▶ [Goal of the exercise]
Please collect every line of the records below that contains the word "spring" and copy each of those lines in full.

▶ [Material supplied]
..........

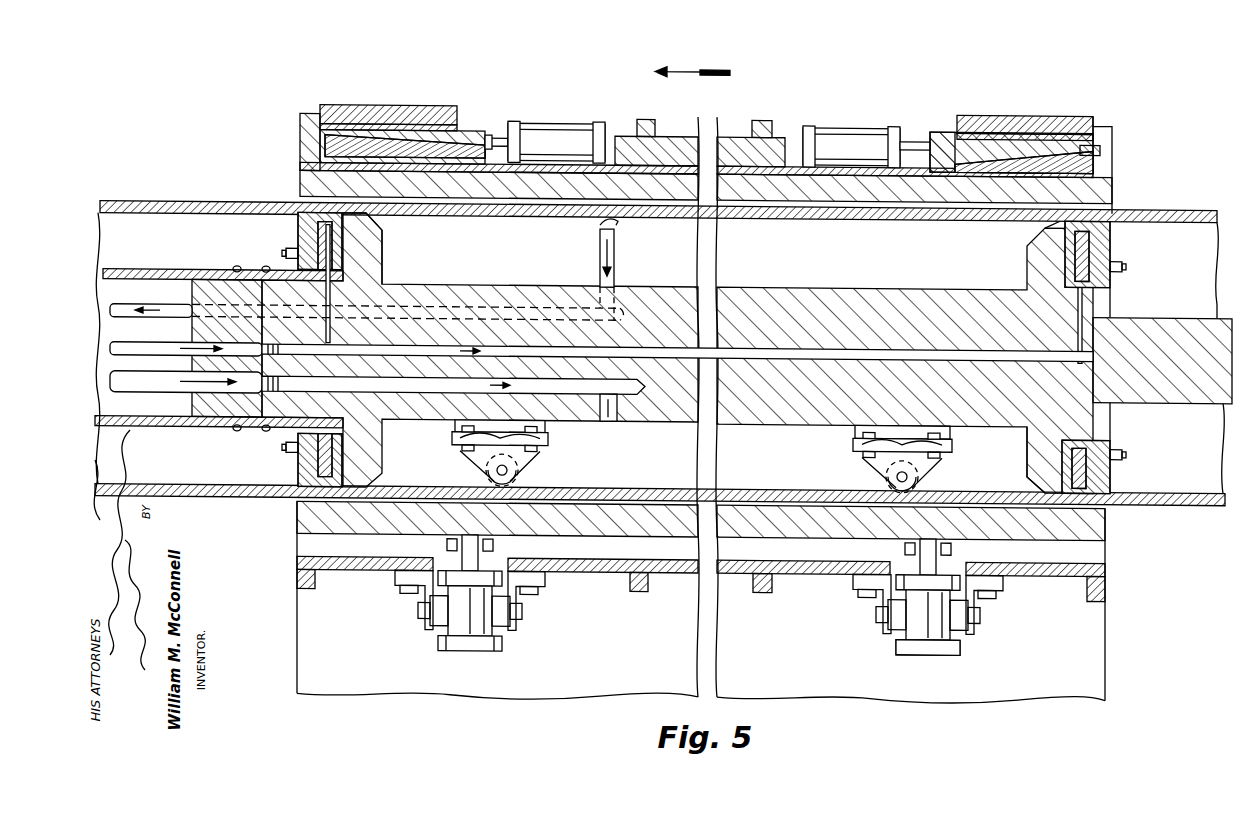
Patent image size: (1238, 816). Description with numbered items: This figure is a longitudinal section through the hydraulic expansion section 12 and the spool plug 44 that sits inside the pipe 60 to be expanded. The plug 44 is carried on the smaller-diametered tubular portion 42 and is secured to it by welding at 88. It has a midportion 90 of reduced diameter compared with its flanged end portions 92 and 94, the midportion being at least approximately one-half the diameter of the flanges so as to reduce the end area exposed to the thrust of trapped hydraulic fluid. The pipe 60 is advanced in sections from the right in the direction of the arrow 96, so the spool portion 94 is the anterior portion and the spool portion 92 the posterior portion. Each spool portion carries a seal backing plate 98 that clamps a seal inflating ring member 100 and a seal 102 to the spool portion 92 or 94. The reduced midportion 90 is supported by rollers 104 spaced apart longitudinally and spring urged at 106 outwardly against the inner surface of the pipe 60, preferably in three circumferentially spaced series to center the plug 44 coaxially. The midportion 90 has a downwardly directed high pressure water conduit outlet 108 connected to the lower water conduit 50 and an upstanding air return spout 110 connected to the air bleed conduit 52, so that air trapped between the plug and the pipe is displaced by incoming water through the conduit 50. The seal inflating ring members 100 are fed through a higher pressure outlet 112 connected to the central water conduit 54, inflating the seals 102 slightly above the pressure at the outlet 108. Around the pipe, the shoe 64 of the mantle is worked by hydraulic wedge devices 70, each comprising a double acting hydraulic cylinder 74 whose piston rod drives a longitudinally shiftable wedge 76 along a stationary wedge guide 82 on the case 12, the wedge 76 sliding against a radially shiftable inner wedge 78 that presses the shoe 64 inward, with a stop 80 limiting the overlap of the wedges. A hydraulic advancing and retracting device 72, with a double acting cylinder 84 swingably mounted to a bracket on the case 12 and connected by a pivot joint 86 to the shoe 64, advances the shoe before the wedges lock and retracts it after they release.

The hydraulic expansion section 12 is at (1024, 113).
The tubular portion 42 is at (160, 274).
The spool plug 44 is at (1143, 316).
The lower water conduit 50 is at (110, 387).
The air bleed conduit 52 is at (497, 307).
The central water conduit 54 is at (110, 353).
The pipe 60 is at (480, 218).
The shoe 64 is at (1100, 185).
The hydraulic wedge device 70 is at (564, 123).
The hydraulic advancing and retracting device 72 is at (955, 653).
The double acting hydraulic cylinder 74 is at (853, 128).
The longitudinally shiftable wedge 76 is at (935, 133).
The radially shiftable inner wedge 78 is at (1093, 160).
The stop 80 is at (1100, 147).
The stationary wedge guide 82 is at (1080, 120).
The double acting cylinder 84 is at (903, 650).
The pivot joint 86 is at (960, 552).
The welding 88 is at (266, 272).
The midportion 90 is at (805, 291).
The posterior spool portion 92 is at (382, 457).
The anterior spool portion 94 is at (1030, 464).
The arrow 96 is at (674, 66).
The seal backing plate 98 is at (1110, 245).
The seal inflating ring member 100 is at (1075, 265).
The seal 102 is at (1060, 228).
The rollers 104 is at (522, 484).
The spring 106 is at (548, 443).
The water conduit outlet 108 is at (618, 422).
The air return spout 110 is at (614, 264).
The higher pressure outlet 112 is at (340, 284).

..........

▶ [Exercise answer]
Patent image size: (1238, 816). Description with numbered items: This figure is a longitudinal section through the hydraulic expansion section 12 and the spool plug 44 that sits inside the pipe 60 to be expanded. The plug 44 is carried on the smaller-diametered tubular portion 42 and is secured to it by welding at 88. It has a midportion 90 of reduced diameter compared with its flanged end portions 92 and 94, the midportion being at least approximately one-half the diameter of the flanges so as to reduce the end area exposed to the thrust of trapped hydraulic fluid. The pipe 60 is advanced in sections from the right in the direction of the arrow 96, so the spool portion 94 is the anterior portion and the spool portion 92 the posterior portion. Each spool portion carries a seal backing plate 98 that clamps a seal inflating ring member 100 and a seal 102 to the spool portion 92 or 94. The reduced midportion 90 is supported by rollers 104 spaced apart longitudinally and spring urged at 106 outwardly against the inner surface of the pipe 60, preferably in three circumferentially spaced series to center the plug 44 coaxially. The midportion 90 has a downwardly directed high pressure water conduit outlet 108 connected to the lower water conduit 50 and an upstanding air return spout 110 connected to the air bleed conduit 52, so that air trapped between the plug and the pipe is displaced by incoming water through the conduit 50. The seal inflating ring members 100 are fed through a higher pressure outlet 112 connected to the central water conduit 54, inflating the seals 102 slightly above the pressure at the outlet 108. Around the pipe, the shoe 64 of the mantle is worked by hydraulic wedge devices 70, each comprising a double acting hydraulic cylinder 74 whose piston rod drives a longitudinally shiftable wedge 76 along a stationary wedge guide 82 on the case 12, the wedge 76 sliding against a radially shiftable inner wedge 78 that presses the shoe 64 inward, with a stop 80 limiting the overlap of the wedges. A hydraulic advancing and retracting device 72, with a double acting cylinder 84 swingably mounted to a bracket on the case 12 and connected by a pivot joint 86 to the shoe 64, advances the shoe before the wedges lock and retracts it after they release.
The spring 106 is at (548, 443).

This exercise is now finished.